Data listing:
-- -- --
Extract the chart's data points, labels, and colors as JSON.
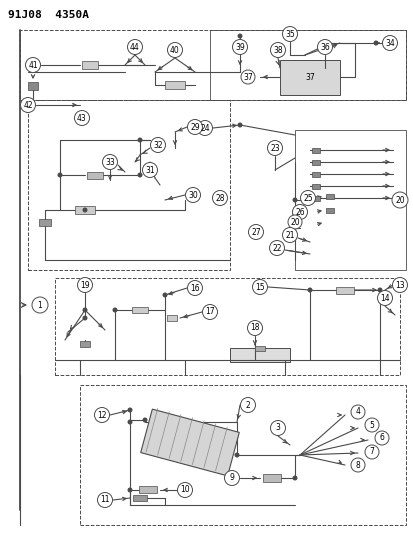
{
  "title": "91J08  4350A",
  "bg_color": "#ffffff",
  "lc": "#4a4a4a",
  "tc": "#000000",
  "fig_width": 4.14,
  "fig_height": 5.33,
  "dpi": 100
}
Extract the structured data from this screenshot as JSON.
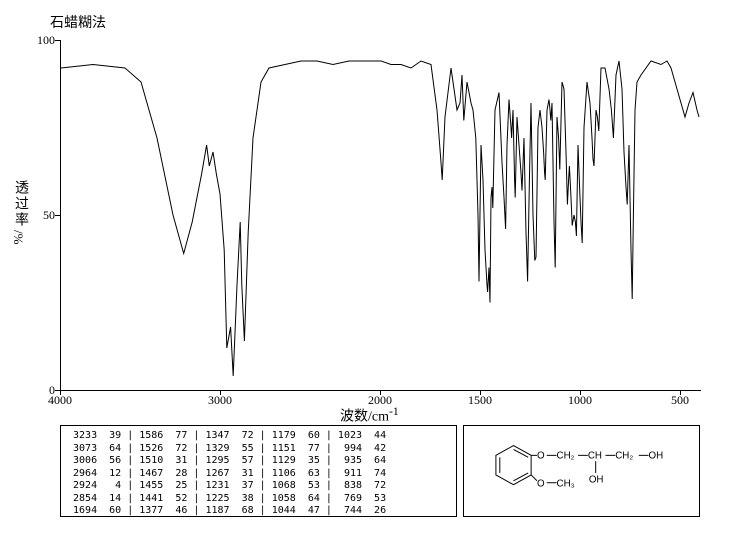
{
  "title": "石蜡糊法",
  "ylabel_main": "透过率",
  "ylabel_sub": "/%",
  "xlabel": "波数/cm",
  "xlabel_sup": "-1",
  "chart": {
    "type": "line",
    "xlim": [
      4000,
      400
    ],
    "ylim": [
      0,
      100
    ],
    "yticks": [
      0,
      50,
      100
    ],
    "xticks": [
      4000,
      3000,
      2000,
      1500,
      1000,
      500
    ],
    "line_color": "#000000",
    "line_width": 1,
    "background_color": "#ffffff",
    "points": [
      [
        4000,
        92
      ],
      [
        3800,
        93
      ],
      [
        3600,
        92
      ],
      [
        3500,
        88
      ],
      [
        3400,
        72
      ],
      [
        3300,
        50
      ],
      [
        3233,
        39
      ],
      [
        3180,
        48
      ],
      [
        3120,
        62
      ],
      [
        3090,
        70
      ],
      [
        3073,
        64
      ],
      [
        3050,
        68
      ],
      [
        3030,
        62
      ],
      [
        3006,
        56
      ],
      [
        2980,
        40
      ],
      [
        2964,
        12
      ],
      [
        2940,
        18
      ],
      [
        2924,
        4
      ],
      [
        2900,
        30
      ],
      [
        2880,
        48
      ],
      [
        2870,
        30
      ],
      [
        2854,
        14
      ],
      [
        2830,
        45
      ],
      [
        2800,
        72
      ],
      [
        2750,
        88
      ],
      [
        2700,
        92
      ],
      [
        2600,
        93
      ],
      [
        2500,
        94
      ],
      [
        2400,
        94
      ],
      [
        2300,
        93
      ],
      [
        2200,
        94
      ],
      [
        2100,
        94
      ],
      [
        2000,
        94
      ],
      [
        1950,
        93
      ],
      [
        1900,
        93
      ],
      [
        1850,
        92
      ],
      [
        1800,
        94
      ],
      [
        1750,
        93
      ],
      [
        1720,
        80
      ],
      [
        1700,
        65
      ],
      [
        1694,
        60
      ],
      [
        1680,
        78
      ],
      [
        1650,
        92
      ],
      [
        1620,
        80
      ],
      [
        1605,
        82
      ],
      [
        1595,
        90
      ],
      [
        1586,
        77
      ],
      [
        1570,
        88
      ],
      [
        1550,
        82
      ],
      [
        1540,
        80
      ],
      [
        1526,
        72
      ],
      [
        1515,
        50
      ],
      [
        1510,
        31
      ],
      [
        1500,
        70
      ],
      [
        1490,
        60
      ],
      [
        1480,
        40
      ],
      [
        1470,
        30
      ],
      [
        1467,
        28
      ],
      [
        1460,
        35
      ],
      [
        1455,
        25
      ],
      [
        1450,
        55
      ],
      [
        1445,
        58
      ],
      [
        1441,
        52
      ],
      [
        1430,
        80
      ],
      [
        1410,
        85
      ],
      [
        1395,
        65
      ],
      [
        1385,
        55
      ],
      [
        1377,
        46
      ],
      [
        1370,
        70
      ],
      [
        1360,
        83
      ],
      [
        1350,
        75
      ],
      [
        1347,
        72
      ],
      [
        1340,
        80
      ],
      [
        1332,
        60
      ],
      [
        1329,
        55
      ],
      [
        1320,
        78
      ],
      [
        1310,
        70
      ],
      [
        1300,
        62
      ],
      [
        1295,
        57
      ],
      [
        1285,
        72
      ],
      [
        1275,
        45
      ],
      [
        1267,
        31
      ],
      [
        1258,
        60
      ],
      [
        1250,
        82
      ],
      [
        1240,
        50
      ],
      [
        1231,
        37
      ],
      [
        1225,
        38
      ],
      [
        1215,
        75
      ],
      [
        1205,
        80
      ],
      [
        1195,
        75
      ],
      [
        1187,
        68
      ],
      [
        1182,
        62
      ],
      [
        1179,
        60
      ],
      [
        1170,
        80
      ],
      [
        1160,
        83
      ],
      [
        1155,
        80
      ],
      [
        1151,
        77
      ],
      [
        1145,
        82
      ],
      [
        1135,
        48
      ],
      [
        1129,
        35
      ],
      [
        1120,
        78
      ],
      [
        1112,
        72
      ],
      [
        1106,
        63
      ],
      [
        1095,
        88
      ],
      [
        1085,
        86
      ],
      [
        1075,
        68
      ],
      [
        1068,
        53
      ],
      [
        1062,
        60
      ],
      [
        1058,
        64
      ],
      [
        1050,
        55
      ],
      [
        1044,
        47
      ],
      [
        1035,
        50
      ],
      [
        1028,
        48
      ],
      [
        1023,
        44
      ],
      [
        1015,
        70
      ],
      [
        1005,
        55
      ],
      [
        1000,
        48
      ],
      [
        994,
        42
      ],
      [
        985,
        75
      ],
      [
        970,
        88
      ],
      [
        955,
        82
      ],
      [
        945,
        72
      ],
      [
        940,
        66
      ],
      [
        935,
        64
      ],
      [
        925,
        80
      ],
      [
        918,
        78
      ],
      [
        911,
        74
      ],
      [
        900,
        92
      ],
      [
        880,
        92
      ],
      [
        860,
        86
      ],
      [
        848,
        80
      ],
      [
        843,
        76
      ],
      [
        838,
        72
      ],
      [
        825,
        90
      ],
      [
        810,
        94
      ],
      [
        795,
        86
      ],
      [
        785,
        68
      ],
      [
        775,
        58
      ],
      [
        769,
        53
      ],
      [
        760,
        70
      ],
      [
        750,
        40
      ],
      [
        744,
        26
      ],
      [
        738,
        50
      ],
      [
        730,
        80
      ],
      [
        720,
        88
      ],
      [
        700,
        90
      ],
      [
        650,
        94
      ],
      [
        600,
        93
      ],
      [
        570,
        94
      ],
      [
        550,
        92
      ],
      [
        530,
        88
      ],
      [
        510,
        84
      ],
      [
        500,
        82
      ],
      [
        480,
        78
      ],
      [
        460,
        82
      ],
      [
        440,
        85
      ],
      [
        420,
        80
      ],
      [
        410,
        78
      ]
    ]
  },
  "table": {
    "cols": 5,
    "rows": [
      [
        [
          3233,
          39
        ],
        [
          1586,
          77
        ],
        [
          1347,
          72
        ],
        [
          1179,
          60
        ],
        [
          1023,
          44
        ]
      ],
      [
        [
          3073,
          64
        ],
        [
          1526,
          72
        ],
        [
          1329,
          55
        ],
        [
          1151,
          77
        ],
        [
          994,
          42
        ]
      ],
      [
        [
          3006,
          56
        ],
        [
          1510,
          31
        ],
        [
          1295,
          57
        ],
        [
          1129,
          35
        ],
        [
          935,
          64
        ]
      ],
      [
        [
          2964,
          12
        ],
        [
          1467,
          28
        ],
        [
          1267,
          31
        ],
        [
          1106,
          63
        ],
        [
          911,
          74
        ]
      ],
      [
        [
          2924,
          4
        ],
        [
          1455,
          25
        ],
        [
          1231,
          37
        ],
        [
          1068,
          53
        ],
        [
          838,
          72
        ]
      ],
      [
        [
          2854,
          14
        ],
        [
          1441,
          52
        ],
        [
          1225,
          38
        ],
        [
          1058,
          64
        ],
        [
          769,
          53
        ]
      ],
      [
        [
          1694,
          60
        ],
        [
          1377,
          46
        ],
        [
          1187,
          68
        ],
        [
          1044,
          47
        ],
        [
          744,
          26
        ]
      ]
    ],
    "font_size": 10,
    "border_color": "#000000"
  },
  "molecule": {
    "labels": {
      "och2": "CH₂",
      "ch": "CH",
      "ch2oh_ch2": "CH₂",
      "oh": "OH",
      "och3": "CH₃",
      "o1": "O",
      "o2": "O"
    }
  },
  "colors": {
    "text": "#000000",
    "background": "#ffffff",
    "border": "#000000"
  }
}
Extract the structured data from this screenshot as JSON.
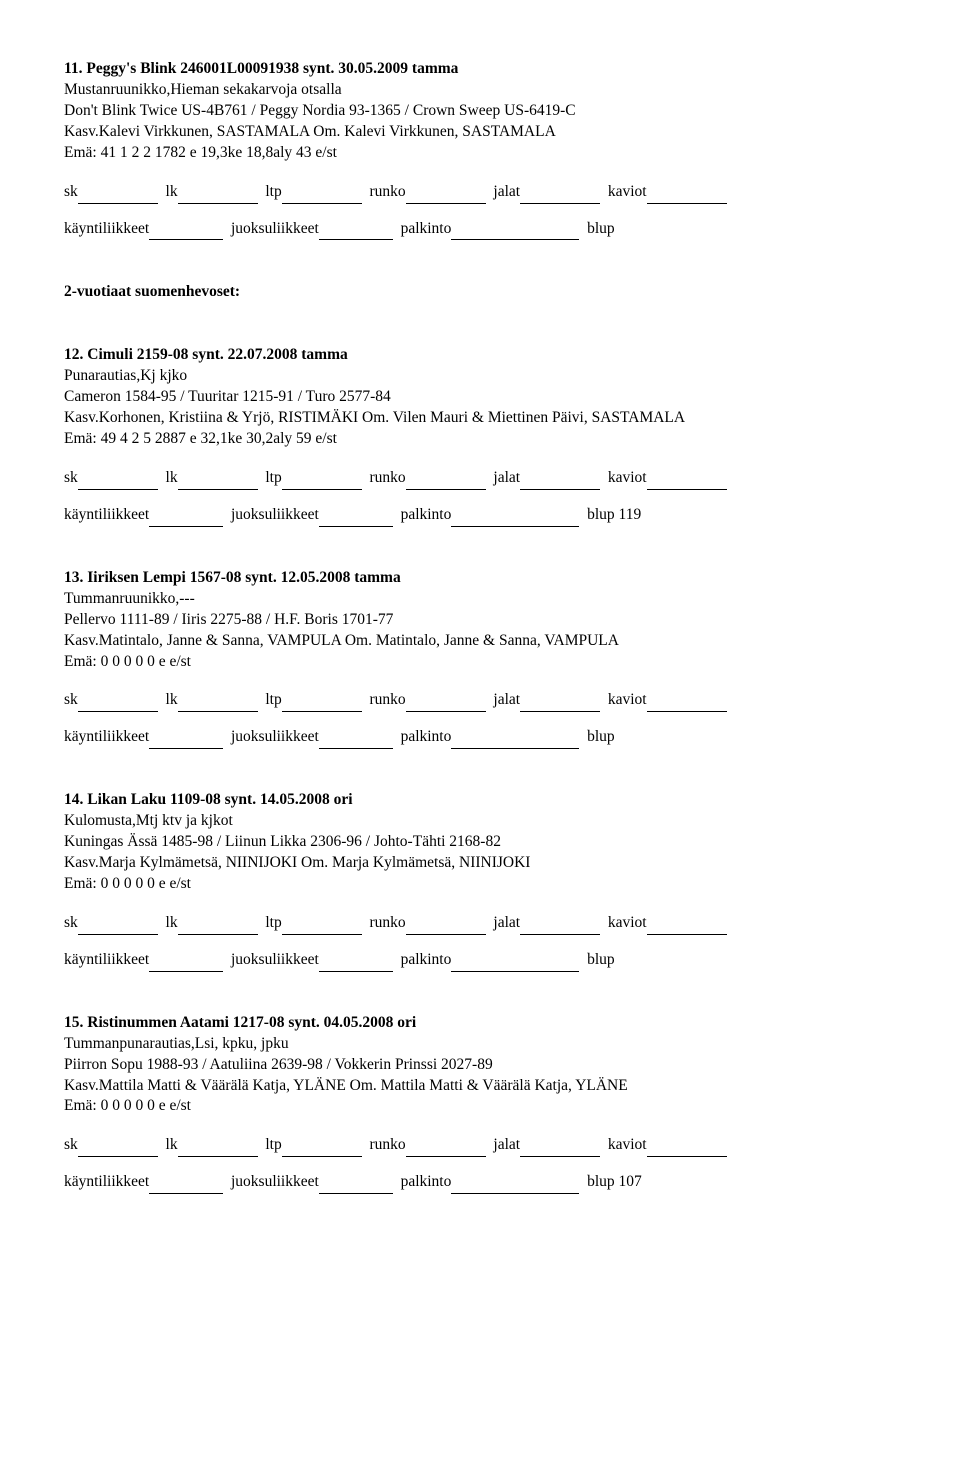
{
  "entries": [
    {
      "number": "11.",
      "title": "Peggy's Blink 246001L00091938 synt. 30.05.2009 tamma",
      "color_desc": "Mustanruunikko,Hieman sekakarvoja otsalla",
      "pedigree": "Don't Blink Twice US-4B761 / Peggy Nordia 93-1365 / Crown Sweep US-6419-C",
      "breeder": "Kasv.Kalevi Virkkunen, SASTAMALA Om. Kalevi Virkkunen, SASTAMALA",
      "dam": "Emä: 41 1 2 2 1782 e 19,3ke 18,8aly 43 e/st",
      "blup_suffix": ""
    }
  ],
  "section_heading": "2-vuotiaat suomenhevoset:",
  "entries2": [
    {
      "number": "12.",
      "title": "Cimuli 2159-08 synt. 22.07.2008 tamma",
      "color_desc": "Punarautias,Kj kjko",
      "pedigree": "Cameron 1584-95 / Tuuritar 1215-91 / Turo 2577-84",
      "breeder": "Kasv.Korhonen, Kristiina & Yrjö, RISTIMÄKI Om. Vilen Mauri & Miettinen Päivi, SASTAMALA",
      "dam": "Emä: 49 4 2 5 2887 e 32,1ke 30,2aly 59 e/st",
      "blup_suffix": " 119"
    },
    {
      "number": "13.",
      "title": "Iiriksen Lempi 1567-08 synt. 12.05.2008 tamma",
      "color_desc": "Tummanruunikko,---",
      "pedigree": "Pellervo 1111-89 / Iiris 2275-88 / H.F. Boris 1701-77",
      "breeder": "Kasv.Matintalo, Janne & Sanna, VAMPULA Om. Matintalo, Janne & Sanna, VAMPULA",
      "dam": "Emä: 0 0 0 0 0 e e/st",
      "blup_suffix": ""
    },
    {
      "number": "14.",
      "title": "Likan Laku 1109-08 synt. 14.05.2008 ori",
      "color_desc": "Kulomusta,Mtj ktv ja kjkot",
      "pedigree": "Kuningas Ässä 1485-98 / Liinun Likka 2306-96 / Johto-Tähti 2168-82",
      "breeder": "Kasv.Marja Kylmämetsä, NIINIJOKI Om. Marja Kylmämetsä, NIINIJOKI",
      "dam": "Emä: 0 0 0 0 0 e e/st",
      "blup_suffix": ""
    },
    {
      "number": "15.",
      "title": "Ristinummen Aatami 1217-08 synt. 04.05.2008 ori",
      "color_desc": "Tummanpunarautias,Lsi, kpku, jpku",
      "pedigree": "Piirron Sopu 1988-93 / Aatuliina 2639-98 / Vokkerin Prinssi 2027-89",
      "breeder": "Kasv.Mattila Matti & Väärälä Katja, YLÄNE Om. Mattila Matti & Väärälä Katja, YLÄNE",
      "dam": "Emä: 0 0 0 0 0 e e/st",
      "blup_suffix": " 107"
    }
  ],
  "row1_labels": {
    "sk": "sk",
    "lk": "lk",
    "ltp": "ltp",
    "runko": "runko",
    "jalat": "jalat",
    "kaviot": "kaviot"
  },
  "row2_labels": {
    "a": "käyntiliikkeet",
    "b": "juoksuliikkeet",
    "c": "palkinto",
    "d": "blup"
  }
}
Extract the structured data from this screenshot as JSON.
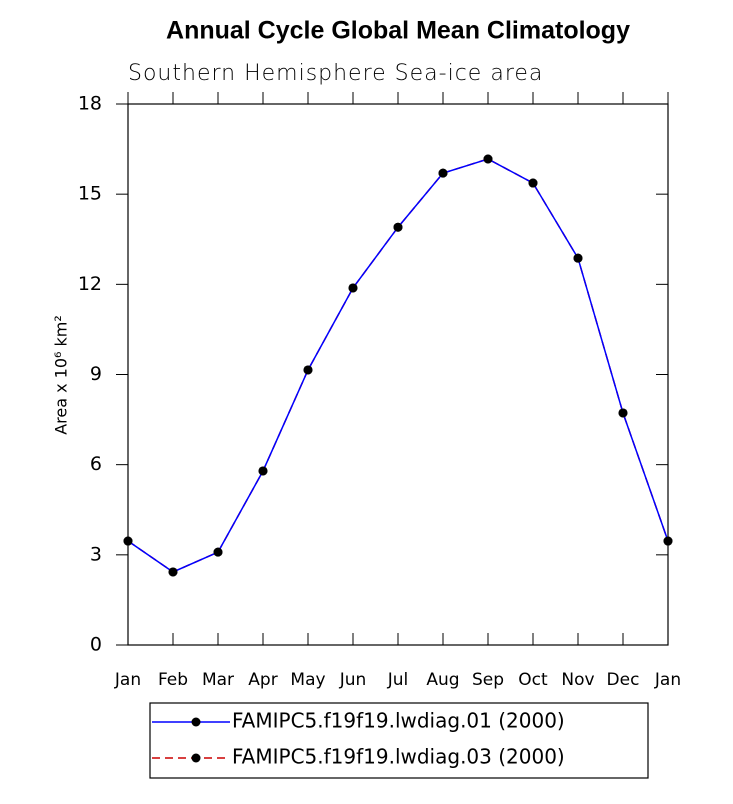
{
  "chart_data": {
    "type": "line",
    "title": "Annual Cycle Global Mean Climatology",
    "subtitle": "Southern Hemisphere Sea-ice area",
    "y_label": "Area x 10⁶ km²",
    "categories": [
      "Jan",
      "Feb",
      "Mar",
      "Apr",
      "May",
      "Jun",
      "Jul",
      "Aug",
      "Sep",
      "Oct",
      "Nov",
      "Dec",
      "Jan"
    ],
    "series": [
      {
        "name": "FAMIPC5.f19f19.lwdiag.01 (2000)",
        "color": "#0000ff",
        "dash": false,
        "values": [
          3.46,
          2.43,
          3.09,
          5.79,
          9.15,
          11.88,
          13.9,
          15.7,
          16.17,
          15.37,
          12.87,
          7.72,
          3.46
        ]
      },
      {
        "name": "FAMIPC5.f19f19.lwdiag.03 (2000)",
        "color": "#cc0000",
        "dash": true,
        "values": [
          3.46,
          2.43,
          3.09,
          5.79,
          9.15,
          11.88,
          13.9,
          15.7,
          16.17,
          15.37,
          12.87,
          7.72,
          3.46
        ]
      }
    ],
    "ylim": [
      0,
      18
    ],
    "yticks": [
      0,
      3,
      6,
      9,
      12,
      15,
      18
    ]
  }
}
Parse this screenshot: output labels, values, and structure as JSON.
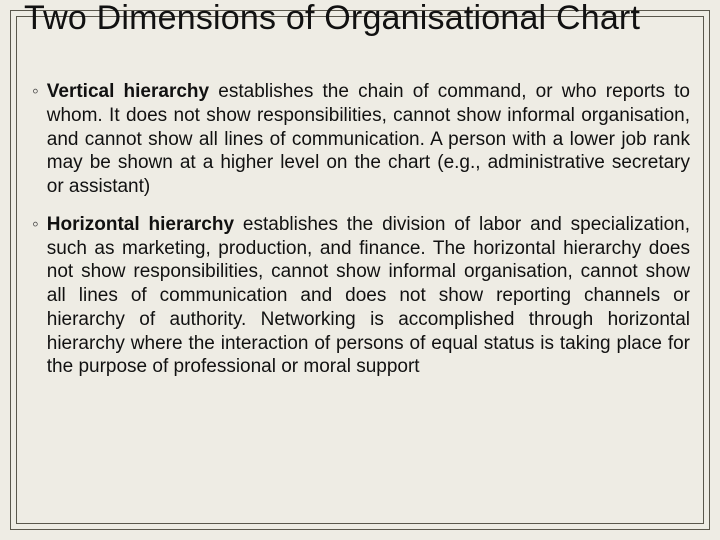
{
  "slide": {
    "title": "Two Dimensions of Organisational Chart",
    "background_color": "#eeece4",
    "frame_color": "#5a574c",
    "title_fontsize": 34,
    "body_fontsize": 19,
    "bullets": [
      {
        "lead": "Vertical hierarchy",
        "rest": " establishes the chain of command, or who reports to whom. It does not show responsibilities, cannot show informal organisation, and cannot show all lines of communication. A person with a lower job rank may be shown at a higher level on the chart (e.g., administrative secretary or assistant)"
      },
      {
        "lead": "Horizontal hierarchy",
        "rest": " establishes the division of labor and specialization, such as marketing, production, and finance. The horizontal hierarchy does not show responsibilities, cannot show informal organisation, cannot show all lines of communication and does not show reporting channels or hierarchy of authority. Networking is accomplished through horizontal hierarchy where the interaction of persons of equal status is taking place for the purpose of professional or moral support"
      }
    ],
    "bullet_glyph": "◦"
  }
}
-- -- --
Exercise:
Only the lines from the one that contains "Parse this screenshot: output" to the end of the records, inclusive, are to be quoted exactly, with pictures excluded.

Solution to this exercise:
Parse this screenshot: output labels, values, and structure as JSON.
{
  "slide": {
    "title": "Two Dimensions of Organisational Chart",
    "background_color": "#eeece4",
    "frame_color": "#5a574c",
    "title_fontsize": 34,
    "body_fontsize": 19,
    "bullets": [
      {
        "lead": "Vertical hierarchy",
        "rest": " establishes the chain of command, or who reports to whom. It does not show responsibilities, cannot show informal organisation, and cannot show all lines of communication. A person with a lower job rank may be shown at a higher level on the chart (e.g., administrative secretary or assistant)"
      },
      {
        "lead": "Horizontal hierarchy",
        "rest": " establishes the division of labor and specialization, such as marketing, production, and finance. The horizontal hierarchy does not show responsibilities, cannot show informal organisation, cannot show all lines of communication and does not show reporting channels or hierarchy of authority. Networking is accomplished through horizontal hierarchy where the interaction of persons of equal status is taking place for the purpose of professional or moral support"
      }
    ],
    "bullet_glyph": "◦"
  }
}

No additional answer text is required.